[Data tied to figure images]
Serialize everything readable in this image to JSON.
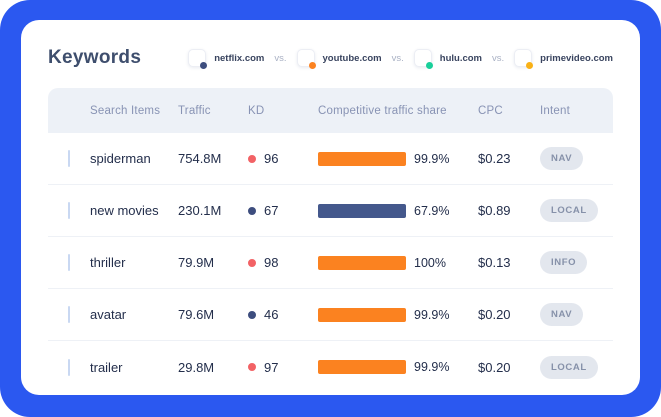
{
  "page": {
    "title": "Keywords"
  },
  "legend": {
    "separator": "vs.",
    "competitors": [
      {
        "domain": "netflix.com",
        "color": "#3d4d7e"
      },
      {
        "domain": "youtube.com",
        "color": "#fb8220"
      },
      {
        "domain": "hulu.com",
        "color": "#19cf9a"
      },
      {
        "domain": "primevideo.com",
        "color": "#f9b116"
      }
    ]
  },
  "table": {
    "columns": {
      "search_items": "Search Items",
      "traffic": "Traffic",
      "kd": "KD",
      "share": "Competitive traffic share",
      "cpc": "CPC",
      "intent": "Intent"
    },
    "rows": [
      {
        "keyword": "spiderman",
        "traffic": "754.8M",
        "kd": "96",
        "kd_color": "#f26265",
        "share": "99.9%",
        "bar_color": "#fb8220",
        "cpc": "$0.23",
        "intent": "NAV"
      },
      {
        "keyword": "new movies",
        "traffic": "230.1M",
        "kd": "67",
        "kd_color": "#3d4d7e",
        "share": "67.9%",
        "bar_color": "#44588c",
        "cpc": "$0.89",
        "intent": "LOCAL"
      },
      {
        "keyword": "thriller",
        "traffic": "79.9M",
        "kd": "98",
        "kd_color": "#f26265",
        "share": "100%",
        "bar_color": "#fb8220",
        "cpc": "$0.13",
        "intent": "INFO"
      },
      {
        "keyword": "avatar",
        "traffic": "79.6M",
        "kd": "46",
        "kd_color": "#3d4d7e",
        "share": "99.9%",
        "bar_color": "#fb8220",
        "cpc": "$0.20",
        "intent": "NAV"
      },
      {
        "keyword": "trailer",
        "traffic": "29.8M",
        "kd": "97",
        "kd_color": "#f26265",
        "share": "99.9%",
        "bar_color": "#fb8220",
        "cpc": "$0.20",
        "intent": "LOCAL"
      }
    ]
  },
  "colors": {
    "frame_blue": "#2b58f0",
    "header_bg": "#edf1f7",
    "badge_bg": "#e3e7ee"
  }
}
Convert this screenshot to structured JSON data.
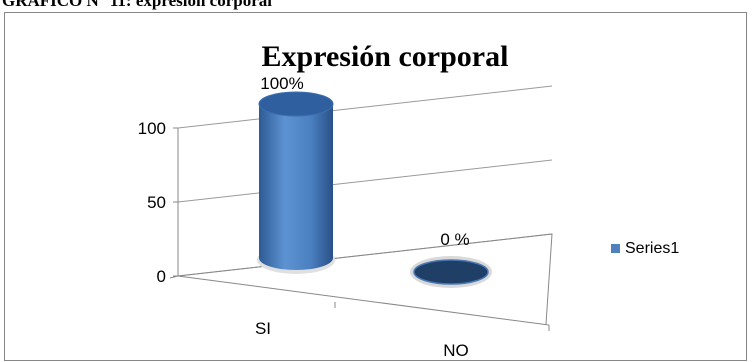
{
  "caption": "GRÁFICO N° 11: expresión corporal",
  "chart_data": {
    "type": "bar",
    "title": "Expresión corporal",
    "categories": [
      "SI",
      "NO"
    ],
    "series": [
      {
        "name": "Series1",
        "values": [
          100,
          0
        ],
        "labels": [
          "100%",
          "0 %"
        ]
      }
    ],
    "yticks": [
      "0",
      "50",
      "100"
    ],
    "ylim": [
      0,
      100
    ],
    "grid": true,
    "legend": "right",
    "colors": {
      "bar_top": "#2f5f9e",
      "bar_body": "#4f86c8",
      "bar_dark": "#1f3f66",
      "legend": "#4f81bd"
    }
  }
}
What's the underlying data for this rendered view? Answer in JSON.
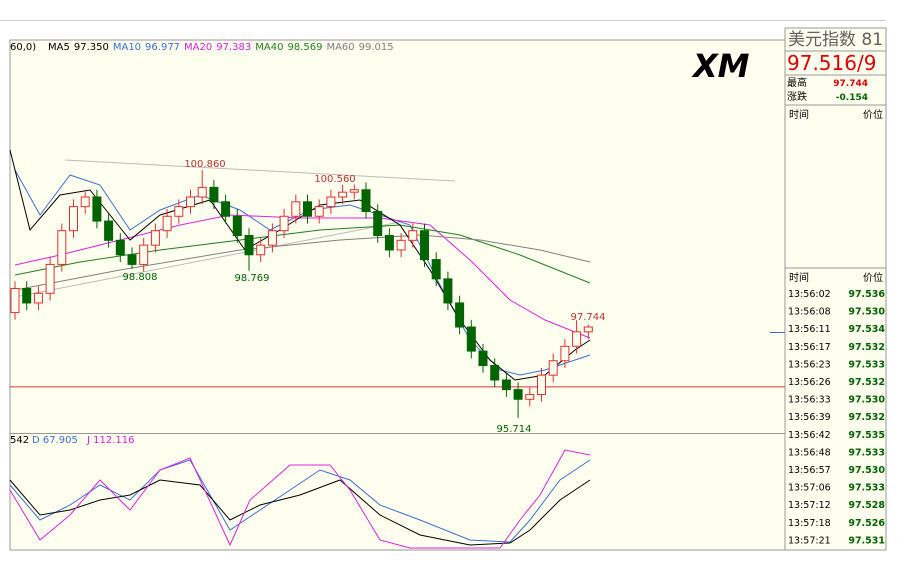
{
  "header": {
    "partial": "60,0)",
    "indicators": [
      {
        "name": "MA5",
        "value": "97.350",
        "color": "#000000"
      },
      {
        "name": "MA10",
        "value": "96.977",
        "color": "#3a6fd8"
      },
      {
        "name": "MA20",
        "value": "97.383",
        "color": "#e020e0"
      },
      {
        "name": "MA40",
        "value": "98.569",
        "color": "#208020"
      },
      {
        "name": "MA60",
        "value": "99.015",
        "color": "#808080"
      }
    ]
  },
  "chart": {
    "ylim": [
      95.42,
      103.56
    ],
    "level": 96.357,
    "annotations": [
      "100.860",
      "100.560",
      "98.808",
      "98.769",
      "95.714",
      "97.744"
    ],
    "candles": [
      [
        97.9,
        98.55,
        97.75,
        98.4
      ],
      [
        98.4,
        98.55,
        97.95,
        98.1
      ],
      [
        98.1,
        98.45,
        97.95,
        98.3
      ],
      [
        98.3,
        99.05,
        98.15,
        98.9
      ],
      [
        98.9,
        99.75,
        98.75,
        99.6
      ],
      [
        99.6,
        100.25,
        99.45,
        100.1
      ],
      [
        100.1,
        100.45,
        99.95,
        100.3
      ],
      [
        100.3,
        100.45,
        99.65,
        99.8
      ],
      [
        99.8,
        99.95,
        99.25,
        99.4
      ],
      [
        99.4,
        99.55,
        98.95,
        99.1
      ],
      [
        99.1,
        99.25,
        98.808,
        98.9
      ],
      [
        98.9,
        99.45,
        98.75,
        99.3
      ],
      [
        99.3,
        99.75,
        99.15,
        99.6
      ],
      [
        99.6,
        100.05,
        99.45,
        99.9
      ],
      [
        99.9,
        100.25,
        99.75,
        100.1
      ],
      [
        100.1,
        100.45,
        99.95,
        100.3
      ],
      [
        100.3,
        100.86,
        100.15,
        100.5
      ],
      [
        100.5,
        100.65,
        100.05,
        100.2
      ],
      [
        100.2,
        100.35,
        99.75,
        99.9
      ],
      [
        99.9,
        100.05,
        99.35,
        99.5
      ],
      [
        99.5,
        99.65,
        98.769,
        99.1
      ],
      [
        99.1,
        99.45,
        98.95,
        99.3
      ],
      [
        99.3,
        99.75,
        99.15,
        99.6
      ],
      [
        99.6,
        100.05,
        99.45,
        99.9
      ],
      [
        99.9,
        100.35,
        99.75,
        100.2
      ],
      [
        100.2,
        100.35,
        99.75,
        99.9
      ],
      [
        99.9,
        100.25,
        99.75,
        100.1
      ],
      [
        100.1,
        100.45,
        99.95,
        100.3
      ],
      [
        100.3,
        100.55,
        100.15,
        100.4
      ],
      [
        100.4,
        100.56,
        100.25,
        100.45
      ],
      [
        100.45,
        100.6,
        99.85,
        100.0
      ],
      [
        100.0,
        100.15,
        99.35,
        99.5
      ],
      [
        99.5,
        99.65,
        99.05,
        99.2
      ],
      [
        99.2,
        99.55,
        99.05,
        99.4
      ],
      [
        99.4,
        99.75,
        99.25,
        99.6
      ],
      [
        99.6,
        99.75,
        98.85,
        99.0
      ],
      [
        99.0,
        99.15,
        98.45,
        98.6
      ],
      [
        98.6,
        98.75,
        97.95,
        98.1
      ],
      [
        98.1,
        98.25,
        97.45,
        97.6
      ],
      [
        97.6,
        97.75,
        96.95,
        97.1
      ],
      [
        97.1,
        97.25,
        96.65,
        96.8
      ],
      [
        96.8,
        96.95,
        96.35,
        96.5
      ],
      [
        96.5,
        96.65,
        96.15,
        96.3
      ],
      [
        96.3,
        96.45,
        95.714,
        96.1
      ],
      [
        96.1,
        96.35,
        95.95,
        96.2
      ],
      [
        96.2,
        96.75,
        96.05,
        96.6
      ],
      [
        96.6,
        97.05,
        96.45,
        96.9
      ],
      [
        96.9,
        97.35,
        96.75,
        97.2
      ],
      [
        97.2,
        97.744,
        97.05,
        97.5
      ],
      [
        97.5,
        97.65,
        97.35,
        97.6
      ]
    ]
  },
  "kdj": {
    "partial": "542",
    "d": "D 67.905",
    "j": "J 112.116"
  },
  "panel": {
    "title": "美元指数 81",
    "logo": "XM",
    "price": "97.516/9",
    "stats": [
      {
        "label": "最高",
        "value": "97.744"
      },
      {
        "label": "涨跌",
        "value": "-0.154"
      }
    ],
    "col_time": "时间",
    "col_price": "价位",
    "trades": [
      [
        "13:56:02",
        "97.536"
      ],
      [
        "13:56:08",
        "97.530"
      ],
      [
        "13:56:11",
        "97.534"
      ],
      [
        "13:56:17",
        "97.532"
      ],
      [
        "13:56:23",
        "97.533"
      ],
      [
        "13:56:26",
        "97.532"
      ],
      [
        "13:56:33",
        "97.530"
      ],
      [
        "13:56:39",
        "97.532"
      ],
      [
        "13:56:42",
        "97.535"
      ],
      [
        "13:56:48",
        "97.533"
      ],
      [
        "13:56:57",
        "97.530"
      ],
      [
        "13:57:06",
        "97.533"
      ],
      [
        "13:57:12",
        "97.528"
      ],
      [
        "13:57:18",
        "97.526"
      ],
      [
        "13:57:21",
        "97.531"
      ]
    ]
  }
}
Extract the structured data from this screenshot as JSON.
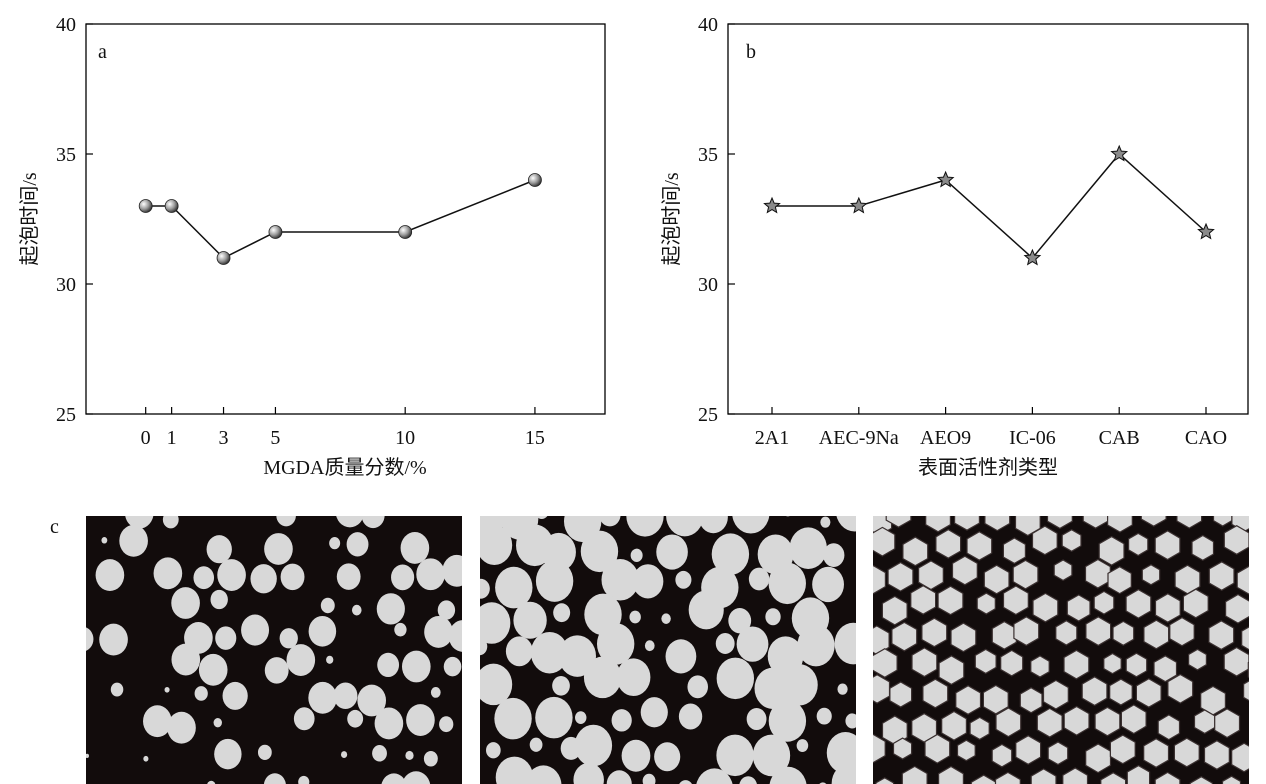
{
  "chart_data": [
    {
      "panel": "a",
      "type": "line",
      "x": [
        0,
        1,
        3,
        5,
        10,
        15
      ],
      "x_tick_labels": [
        "0",
        "1",
        "3",
        "5",
        "10",
        "15"
      ],
      "y": [
        33,
        33,
        31,
        32,
        32,
        34
      ],
      "xlabel": "MGDA质量分数/%",
      "ylabel": "起泡时间/s",
      "xlim": [
        -2.3,
        17.7
      ],
      "ylim": [
        25,
        40
      ],
      "y_ticks": [
        25,
        30,
        35,
        40
      ],
      "marker": "sphere",
      "grid": false
    },
    {
      "panel": "b",
      "type": "line",
      "categories": [
        "2A1",
        "AEC-9Na",
        "AEO9",
        "IC-06",
        "CAB",
        "CAO"
      ],
      "values": [
        33,
        33,
        34,
        31,
        35,
        32
      ],
      "xlabel": "表面活性剂类型",
      "ylabel": "起泡时间/s",
      "ylim": [
        25,
        40
      ],
      "y_ticks": [
        25,
        30,
        35,
        40
      ],
      "marker": "star",
      "grid": false
    }
  ],
  "photos": {
    "panel": "c",
    "items": [
      {
        "name": "foam-photo-sparse",
        "bubble_density": "sparse"
      },
      {
        "name": "foam-photo-medium",
        "bubble_density": "medium"
      },
      {
        "name": "foam-photo-dense",
        "bubble_density": "dense"
      }
    ]
  },
  "colors": {
    "background": "#ffffff",
    "ink": "#111111",
    "photo_dark": "#120c0c",
    "bubble": "#d8d8d8"
  }
}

=== Exercise ===
Only lines holding the string "this" are wanted; gather each one from the entries above.

=== Solution below ===
Serialize everything readable in this image to JSON.
Convert this screenshot to structured JSON data.
What's the underlying data for this rendered view? Answer in JSON.
Extract the structured data from this screenshot as JSON.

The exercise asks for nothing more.